# [Challenge]
Everything in the data should be repeated exactly, save for the images.

# [Dataset records]
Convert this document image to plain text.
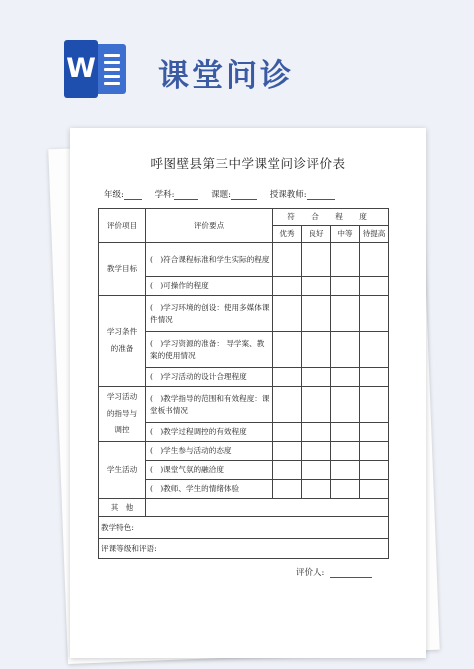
W 课堂问诊
呼图壁县第三中学课堂问诊评价表
年级:	学科:	课题:	授课教师:
评价项目	评价要点	符 合 程 度			
		优秀	良好	中等	待提高
教学目标	(   )符合课程标准和学生实际的程度				
	(   )可操作的程度				
学习条件
的准备	(   )学习环境的创设：使用多媒体课件情况				
	(   )学习资源的准备： 导学案、教案的使用情况				
	(   )学习活动的设计合理程度				
学习活动
的指导与
调控	(   )教学指导的范围和有效程度：课堂板书情况				
	(   )教学过程调控的有效程度				
学生活动	(   )学生参与活动的态度				
	(   )课堂气氛的融洽度				
	(   )教师、学生的情绪体验				
其   他					
教学特色:					
评课等级和评语:					
评价人:
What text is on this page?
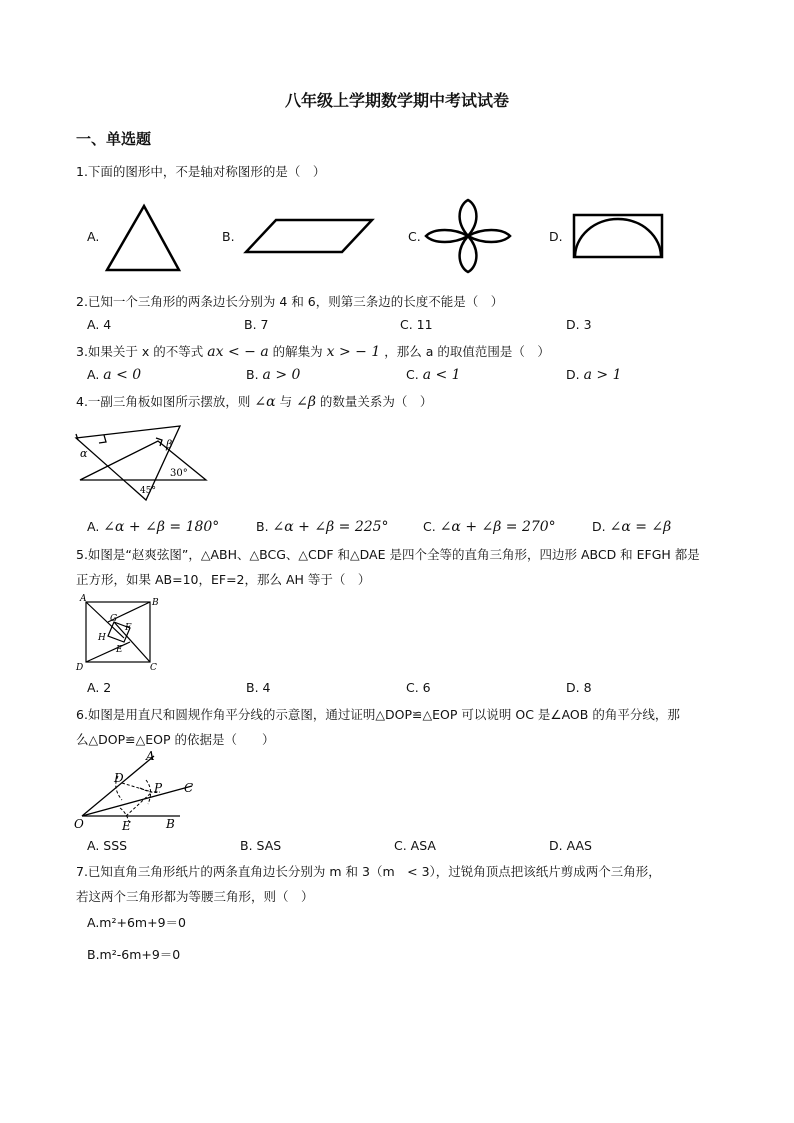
八年级上学期数学期中考试试卷
一、单选题
1.下面的图形中，不是轴对称图形的是（　）
A.	B.	C.	D.
2.已知一个三角形的两条边长分别为 4 和 6，则第三条边的长度不能是（　）
A. 4	B. 7	C. 11	D. 3
3.如果关于 x 的不等式 ax < − a 的解集为 x > − 1 ，那么 a 的取值范围是（　）
A. a < 0	B. a > 0	C. a < 1	D. a > 1
4.一副三角板如图所示摆放，则 ∠α 与 ∠β 的数量关系为（　）
α
β
30°
45°
A. ∠α + ∠β = 180°	B. ∠α + ∠β = 225°	C. ∠α + ∠β = 270°	D. ∠α = ∠β
5.如图是“赵爽弦图”，△ABH、△BCG、△CDF 和△DAE 是四个全等的直角三角形，四边形 ABCD 和 EFGH 都是
正方形，如果 AB=10，EF=2，那么 AH 等于（　）
A	B
C
D
G
F
H
E
A. 2	B. 4	C. 6	D. 8
6.如图是用直尺和圆规作角平分线的示意图，通过证明△DOP≌△EOP 可以说明 OC 是∠AOB 的角平分线，那
么△DOP≌△EOP 的依据是（　　）
D
A
P C
O	E	B
A. SSS	B. SAS	C. ASA	D. AAS
7.已知直角三角形纸片的两条直角边长分别为 m 和 3（m　< 3），过锐角顶点把该纸片剪成两个三角形，
若这两个三角形都为等腰三角形，则（　）
A.m²+6m+9＝0
B.m²-6m+9＝0
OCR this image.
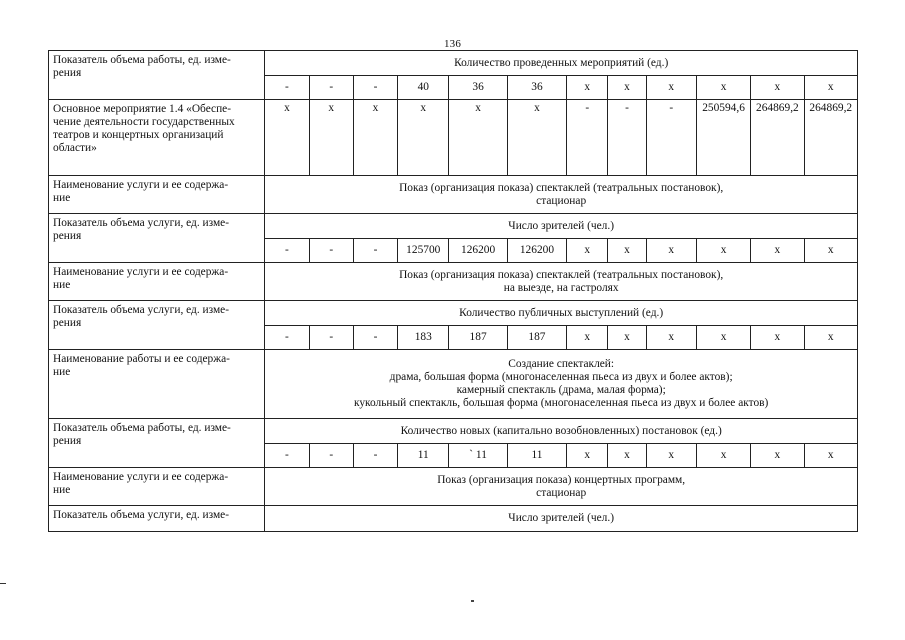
136
Показатель объема работы, ед. изме-
рения	Количество проведенных мероприятий (ед.)											

	-	-	-	40	36	36	х	х	х	х	х	х

Основное мероприятие 1.4 «Обеспе-
чение деятельности государственных
театров и концертных организаций
области»	х	х	х	х	х	х	-	-	-	250594,6	264869,2	264869,2

Наименование услуги и ее содержа-
ние	Показ (организация показа) спектаклей (театральных постановок),
стационар											

Показатель объема услуги, ед. изме-
рения	Число зрителей (чел.)											

	-	-	-	125700	126200	126200	х	х	х	х	х	х

Наименование услуги и ее содержа-
ние	Показ (организация показа) спектаклей (театральных постановок),
на выезде, на гастролях											

Показатель объема услуги, ед. изме-
рения	Количество публичных выступлений (ед.)											

	-	-	-	183	187	187	х	х	х	х	х	х

Наименование работы и ее содержа-
ние	Создание спектаклей:
драма, большая форма (многонаселенная пьеса из двух и более актов);
камерный спектакль (драма, малая форма);
кукольный спектакль, большая форма (многонаселенная пьеса из двух и более актов)											

Показатель объема работы, ед. изме-
рения	Количество новых (капитально возобновленных) постановок (ед.)											

	-	-	-	11	` 11	11	х	х	х	х	х	х

Наименование услуги и ее содержа-
ние	Показ (организация показа) концертных программ,
стационар											

Показатель объема услуги, ед. изме-	Число зрителей (чел.)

# [Result of the task]
Convert this document image to plain text.
W 课堂问诊
呼图壁县第三中学课堂问诊评价表
年级:	学科:	课题:	授课教师:
评价项目	评价要点	符 合 程 度			
		优秀	良好	中等	待提高
教学目标	(   )符合课程标准和学生实际的程度				
	(   )可操作的程度				
学习条件
的准备	(   )学习环境的创设：使用多媒体课件情况				
	(   )学习资源的准备： 导学案、教案的使用情况				
	(   )学习活动的设计合理程度				
学习活动
的指导与
调控	(   )教学指导的范围和有效程度：课堂板书情况				
	(   )教学过程调控的有效程度				
学生活动	(   )学生参与活动的态度				
	(   )课堂气氛的融洽度				
	(   )教师、学生的情绪体验				
其   他					
教学特色:					
评课等级和评语:					
评价人:
What text is on this page?
八年级上学期数学期中考试试卷
一、单选题
1.下面的图形中，不是轴对称图形的是（　）
A.	B.	C.	D.
2.已知一个三角形的两条边长分别为 4 和 6，则第三条边的长度不能是（　）
A. 4	B. 7	C. 11	D. 3
3.如果关于 x 的不等式 ax < − a 的解集为 x > − 1 ，那么 a 的取值范围是（　）
A. a < 0	B. a > 0	C. a < 1	D. a > 1
4.一副三角板如图所示摆放，则 ∠α 与 ∠β 的数量关系为（　）
α
β
30°
45°
A. ∠α + ∠β = 180°	B. ∠α + ∠β = 225°	C. ∠α + ∠β = 270°	D. ∠α = ∠β
5.如图是“赵爽弦图”，△ABH、△BCG、△CDF 和△DAE 是四个全等的直角三角形，四边形 ABCD 和 EFGH 都是
正方形，如果 AB=10，EF=2，那么 AH 等于（　）
A	B
C
D
G
F
H
E
A. 2	B. 4	C. 6	D. 8
6.如图是用直尺和圆规作角平分线的示意图，通过证明△DOP≌△EOP 可以说明 OC 是∠AOB 的角平分线，那
么△DOP≌△EOP 的依据是（　　）
D
A
P C
O	E	B
A. SSS	B. SAS	C. ASA	D. AAS
7.已知直角三角形纸片的两条直角边长分别为 m 和 3（m　< 3），过锐角顶点把该纸片剪成两个三角形，
若这两个三角形都为等腰三角形，则（　）
A.m²+6m+9＝0
B.m²-6m+9＝0
OCR this image.
136
Показатель объема работы, ед. изме-
рения	Количество проведенных мероприятий (ед.)											

	-	-	-	40	36	36	х	х	х	х	х	х

Основное мероприятие 1.4 «Обеспе-
чение деятельности государственных
театров и концертных организаций
области»	х	х	х	х	х	х	-	-	-	250594,6	264869,2	264869,2

Наименование услуги и ее содержа-
ние	Показ (организация показа) спектаклей (театральных постановок),
стационар											

Показатель объема услуги, ед. изме-
рения	Число зрителей (чел.)											

	-	-	-	125700	126200	126200	х	х	х	х	х	х

Наименование услуги и ее содержа-
ние	Показ (организация показа) спектаклей (театральных постановок),
на выезде, на гастролях											

Показатель объема услуги, ед. изме-
рения	Количество публичных выступлений (ед.)											

	-	-	-	183	187	187	х	х	х	х	х	х

Наименование работы и ее содержа-
ние	Создание спектаклей:
драма, большая форма (многонаселенная пьеса из двух и более актов);
камерный спектакль (драма, малая форма);
кукольный спектакль, большая форма (многонаселенная пьеса из двух и более актов)											

Показатель объема работы, ед. изме-
рения	Количество новых (капитально возобновленных) постановок (ед.)											

	-	-	-	11	` 11	11	х	х	х	х	х	х

Наименование услуги и ее содержа-
ние	Показ (организация показа) концертных программ,
стационар											

Показатель объема услуги, ед. изме-	Число зрителей (чел.)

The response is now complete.